**What needs to be done**
Search the data for the word "STAR". Reproduce every line where it is found.

**Entries shown**
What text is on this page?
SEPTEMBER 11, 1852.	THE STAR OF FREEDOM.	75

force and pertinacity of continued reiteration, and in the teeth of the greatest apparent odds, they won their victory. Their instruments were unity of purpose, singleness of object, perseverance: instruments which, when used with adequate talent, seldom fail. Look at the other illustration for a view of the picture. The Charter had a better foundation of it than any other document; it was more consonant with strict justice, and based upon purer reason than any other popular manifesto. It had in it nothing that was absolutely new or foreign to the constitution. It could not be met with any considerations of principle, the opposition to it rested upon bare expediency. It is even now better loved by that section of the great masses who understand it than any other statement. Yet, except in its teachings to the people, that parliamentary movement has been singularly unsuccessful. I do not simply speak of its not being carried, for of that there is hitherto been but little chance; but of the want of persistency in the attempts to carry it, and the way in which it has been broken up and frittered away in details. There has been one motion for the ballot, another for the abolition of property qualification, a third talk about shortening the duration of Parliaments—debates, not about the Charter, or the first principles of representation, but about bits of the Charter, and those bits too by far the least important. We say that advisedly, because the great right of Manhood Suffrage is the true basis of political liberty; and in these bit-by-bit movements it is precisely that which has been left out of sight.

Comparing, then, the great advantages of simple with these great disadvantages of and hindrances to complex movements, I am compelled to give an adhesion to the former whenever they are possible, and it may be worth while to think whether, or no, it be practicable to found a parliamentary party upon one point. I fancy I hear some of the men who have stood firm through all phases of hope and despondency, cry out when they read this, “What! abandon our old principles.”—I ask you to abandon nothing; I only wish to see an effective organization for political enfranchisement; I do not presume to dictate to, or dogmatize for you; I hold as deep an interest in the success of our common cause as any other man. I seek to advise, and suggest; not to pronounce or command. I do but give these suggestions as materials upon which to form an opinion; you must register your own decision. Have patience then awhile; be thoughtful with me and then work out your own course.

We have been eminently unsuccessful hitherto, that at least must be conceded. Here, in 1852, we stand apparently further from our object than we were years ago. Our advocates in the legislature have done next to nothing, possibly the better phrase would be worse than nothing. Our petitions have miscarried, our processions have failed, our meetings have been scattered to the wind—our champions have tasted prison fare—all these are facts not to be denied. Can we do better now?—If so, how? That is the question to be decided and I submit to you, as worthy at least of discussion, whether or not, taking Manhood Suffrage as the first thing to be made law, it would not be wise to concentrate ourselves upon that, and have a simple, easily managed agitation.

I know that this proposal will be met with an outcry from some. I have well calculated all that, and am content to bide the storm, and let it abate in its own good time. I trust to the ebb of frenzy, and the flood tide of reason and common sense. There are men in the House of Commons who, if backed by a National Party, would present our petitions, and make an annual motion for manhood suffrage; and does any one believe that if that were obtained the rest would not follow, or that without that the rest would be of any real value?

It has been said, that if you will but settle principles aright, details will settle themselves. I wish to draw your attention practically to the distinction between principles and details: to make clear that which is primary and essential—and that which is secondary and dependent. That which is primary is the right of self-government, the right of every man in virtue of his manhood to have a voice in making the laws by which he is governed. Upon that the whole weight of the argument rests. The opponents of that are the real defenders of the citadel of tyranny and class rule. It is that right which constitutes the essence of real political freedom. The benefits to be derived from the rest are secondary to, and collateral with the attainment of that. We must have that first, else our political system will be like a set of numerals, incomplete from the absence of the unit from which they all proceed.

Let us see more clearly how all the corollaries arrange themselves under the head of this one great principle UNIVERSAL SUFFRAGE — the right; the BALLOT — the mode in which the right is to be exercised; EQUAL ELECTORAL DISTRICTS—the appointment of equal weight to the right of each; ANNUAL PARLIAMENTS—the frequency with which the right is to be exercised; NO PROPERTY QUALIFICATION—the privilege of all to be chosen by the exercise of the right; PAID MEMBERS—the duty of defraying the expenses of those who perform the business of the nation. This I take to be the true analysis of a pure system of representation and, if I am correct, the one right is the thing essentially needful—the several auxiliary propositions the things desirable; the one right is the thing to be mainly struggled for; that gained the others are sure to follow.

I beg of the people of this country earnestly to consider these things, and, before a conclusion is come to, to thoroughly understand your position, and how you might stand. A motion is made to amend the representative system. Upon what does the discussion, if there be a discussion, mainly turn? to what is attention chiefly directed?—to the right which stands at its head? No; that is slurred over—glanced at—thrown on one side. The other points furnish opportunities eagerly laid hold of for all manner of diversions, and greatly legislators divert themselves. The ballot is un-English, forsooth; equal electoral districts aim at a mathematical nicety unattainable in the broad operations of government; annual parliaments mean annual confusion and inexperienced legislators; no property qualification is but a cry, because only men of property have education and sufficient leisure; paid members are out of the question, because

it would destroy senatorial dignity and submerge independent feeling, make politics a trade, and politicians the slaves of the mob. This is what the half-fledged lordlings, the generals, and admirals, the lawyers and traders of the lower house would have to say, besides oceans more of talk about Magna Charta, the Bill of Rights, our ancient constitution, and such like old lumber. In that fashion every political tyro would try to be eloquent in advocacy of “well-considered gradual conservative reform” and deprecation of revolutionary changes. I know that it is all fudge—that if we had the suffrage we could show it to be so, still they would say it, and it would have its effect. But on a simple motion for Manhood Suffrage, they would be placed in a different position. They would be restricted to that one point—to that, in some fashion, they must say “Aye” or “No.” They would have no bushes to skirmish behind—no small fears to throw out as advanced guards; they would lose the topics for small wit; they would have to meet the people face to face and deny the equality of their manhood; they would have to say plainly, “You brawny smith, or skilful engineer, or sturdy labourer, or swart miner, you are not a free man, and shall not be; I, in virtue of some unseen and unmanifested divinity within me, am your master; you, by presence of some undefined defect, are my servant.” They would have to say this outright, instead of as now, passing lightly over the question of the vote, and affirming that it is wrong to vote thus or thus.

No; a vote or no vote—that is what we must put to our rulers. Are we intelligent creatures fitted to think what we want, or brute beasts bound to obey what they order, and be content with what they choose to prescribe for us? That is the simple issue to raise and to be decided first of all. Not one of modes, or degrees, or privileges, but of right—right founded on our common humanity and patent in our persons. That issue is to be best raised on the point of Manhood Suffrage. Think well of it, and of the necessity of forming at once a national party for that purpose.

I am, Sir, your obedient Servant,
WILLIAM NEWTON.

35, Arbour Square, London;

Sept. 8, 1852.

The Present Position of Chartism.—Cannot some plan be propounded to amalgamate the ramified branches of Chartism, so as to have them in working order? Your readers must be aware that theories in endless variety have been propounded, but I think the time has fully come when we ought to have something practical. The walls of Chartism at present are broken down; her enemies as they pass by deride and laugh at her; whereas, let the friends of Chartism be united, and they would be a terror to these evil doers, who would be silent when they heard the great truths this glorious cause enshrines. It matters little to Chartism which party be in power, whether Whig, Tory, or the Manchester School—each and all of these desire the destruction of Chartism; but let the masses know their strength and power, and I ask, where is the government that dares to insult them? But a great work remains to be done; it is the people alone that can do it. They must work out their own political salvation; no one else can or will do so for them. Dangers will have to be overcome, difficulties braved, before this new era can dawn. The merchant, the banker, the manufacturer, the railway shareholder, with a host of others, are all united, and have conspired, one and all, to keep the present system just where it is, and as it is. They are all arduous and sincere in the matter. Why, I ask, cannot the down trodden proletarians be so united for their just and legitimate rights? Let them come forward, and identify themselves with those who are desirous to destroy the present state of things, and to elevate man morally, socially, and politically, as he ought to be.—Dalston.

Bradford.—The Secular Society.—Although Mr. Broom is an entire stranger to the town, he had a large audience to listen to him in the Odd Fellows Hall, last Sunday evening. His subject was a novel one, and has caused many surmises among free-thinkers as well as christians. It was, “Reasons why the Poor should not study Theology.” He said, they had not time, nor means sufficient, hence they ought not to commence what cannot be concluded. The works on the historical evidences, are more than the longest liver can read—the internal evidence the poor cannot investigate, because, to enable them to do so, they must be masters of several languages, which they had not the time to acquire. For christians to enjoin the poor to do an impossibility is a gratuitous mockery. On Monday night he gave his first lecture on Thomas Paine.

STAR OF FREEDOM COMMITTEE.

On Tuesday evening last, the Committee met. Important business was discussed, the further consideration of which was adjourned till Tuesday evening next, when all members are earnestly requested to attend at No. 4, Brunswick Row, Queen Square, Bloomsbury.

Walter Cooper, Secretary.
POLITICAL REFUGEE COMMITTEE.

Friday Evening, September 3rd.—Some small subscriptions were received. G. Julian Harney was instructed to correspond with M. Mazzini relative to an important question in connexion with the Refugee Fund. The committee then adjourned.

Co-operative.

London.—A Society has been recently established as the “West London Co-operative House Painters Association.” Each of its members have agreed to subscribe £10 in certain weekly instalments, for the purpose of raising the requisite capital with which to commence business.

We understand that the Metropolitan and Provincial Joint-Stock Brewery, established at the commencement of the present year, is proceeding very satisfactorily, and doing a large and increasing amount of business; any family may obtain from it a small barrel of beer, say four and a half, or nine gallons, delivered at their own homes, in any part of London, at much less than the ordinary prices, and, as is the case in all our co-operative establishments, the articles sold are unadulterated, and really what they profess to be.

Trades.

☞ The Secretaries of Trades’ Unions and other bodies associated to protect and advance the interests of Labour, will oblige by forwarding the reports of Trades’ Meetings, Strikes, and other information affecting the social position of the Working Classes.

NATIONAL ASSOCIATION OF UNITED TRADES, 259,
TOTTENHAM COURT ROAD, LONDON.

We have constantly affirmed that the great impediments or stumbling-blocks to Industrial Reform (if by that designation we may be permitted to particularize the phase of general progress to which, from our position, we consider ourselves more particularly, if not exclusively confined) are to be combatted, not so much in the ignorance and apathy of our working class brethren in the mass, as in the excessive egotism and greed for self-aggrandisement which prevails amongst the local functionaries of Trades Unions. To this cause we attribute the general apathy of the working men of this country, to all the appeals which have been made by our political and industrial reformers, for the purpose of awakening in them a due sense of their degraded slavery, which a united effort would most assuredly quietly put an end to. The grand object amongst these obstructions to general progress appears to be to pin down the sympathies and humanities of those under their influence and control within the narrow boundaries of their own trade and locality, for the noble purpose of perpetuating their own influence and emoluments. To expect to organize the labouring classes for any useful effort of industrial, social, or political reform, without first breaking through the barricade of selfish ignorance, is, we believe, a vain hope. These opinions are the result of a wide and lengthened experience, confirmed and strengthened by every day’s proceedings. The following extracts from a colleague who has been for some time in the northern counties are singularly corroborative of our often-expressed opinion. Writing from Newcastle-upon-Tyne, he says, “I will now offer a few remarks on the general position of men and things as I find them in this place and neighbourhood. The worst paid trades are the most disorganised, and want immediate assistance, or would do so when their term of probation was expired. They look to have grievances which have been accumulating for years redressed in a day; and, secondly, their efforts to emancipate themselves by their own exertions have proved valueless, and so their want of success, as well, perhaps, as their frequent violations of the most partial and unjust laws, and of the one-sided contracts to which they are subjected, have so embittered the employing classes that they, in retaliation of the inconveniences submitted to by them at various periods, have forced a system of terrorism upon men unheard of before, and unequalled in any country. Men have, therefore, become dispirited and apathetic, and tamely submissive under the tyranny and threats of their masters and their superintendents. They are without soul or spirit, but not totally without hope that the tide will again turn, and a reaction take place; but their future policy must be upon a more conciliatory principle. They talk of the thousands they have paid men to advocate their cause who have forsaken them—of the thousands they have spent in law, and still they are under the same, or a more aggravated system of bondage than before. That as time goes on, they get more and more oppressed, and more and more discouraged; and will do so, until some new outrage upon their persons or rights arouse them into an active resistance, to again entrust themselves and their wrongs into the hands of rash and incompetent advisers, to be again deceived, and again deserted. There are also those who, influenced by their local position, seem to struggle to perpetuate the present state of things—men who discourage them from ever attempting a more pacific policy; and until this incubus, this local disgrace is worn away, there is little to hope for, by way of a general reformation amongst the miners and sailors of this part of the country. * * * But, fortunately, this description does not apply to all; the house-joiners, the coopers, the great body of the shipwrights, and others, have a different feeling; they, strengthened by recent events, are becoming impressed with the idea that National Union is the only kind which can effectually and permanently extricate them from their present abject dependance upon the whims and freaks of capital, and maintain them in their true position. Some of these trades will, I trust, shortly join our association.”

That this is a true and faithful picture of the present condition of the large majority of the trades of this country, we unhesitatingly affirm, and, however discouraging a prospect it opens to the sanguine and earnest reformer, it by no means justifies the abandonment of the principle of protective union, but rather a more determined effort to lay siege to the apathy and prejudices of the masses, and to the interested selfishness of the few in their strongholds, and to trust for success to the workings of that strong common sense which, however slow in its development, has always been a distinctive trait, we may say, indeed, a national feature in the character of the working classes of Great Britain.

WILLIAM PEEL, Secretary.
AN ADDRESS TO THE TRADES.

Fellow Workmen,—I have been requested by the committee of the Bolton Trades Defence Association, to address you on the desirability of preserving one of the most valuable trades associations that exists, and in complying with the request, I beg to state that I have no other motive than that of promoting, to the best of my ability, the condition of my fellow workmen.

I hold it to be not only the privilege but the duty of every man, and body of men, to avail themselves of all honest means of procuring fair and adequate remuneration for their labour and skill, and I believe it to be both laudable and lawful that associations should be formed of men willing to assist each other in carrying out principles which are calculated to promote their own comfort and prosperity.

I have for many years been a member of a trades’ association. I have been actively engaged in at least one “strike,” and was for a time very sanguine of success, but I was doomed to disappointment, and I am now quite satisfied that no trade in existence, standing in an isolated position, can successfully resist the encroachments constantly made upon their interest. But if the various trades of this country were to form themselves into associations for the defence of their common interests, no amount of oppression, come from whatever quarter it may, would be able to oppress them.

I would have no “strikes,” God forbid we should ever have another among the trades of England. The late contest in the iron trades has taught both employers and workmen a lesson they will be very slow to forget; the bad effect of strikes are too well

**Full answer**
SEPTEMBER 11, 1852.	THE STAR OF FREEDOM.	75
STAR OF FREEDOM COMMITTEE.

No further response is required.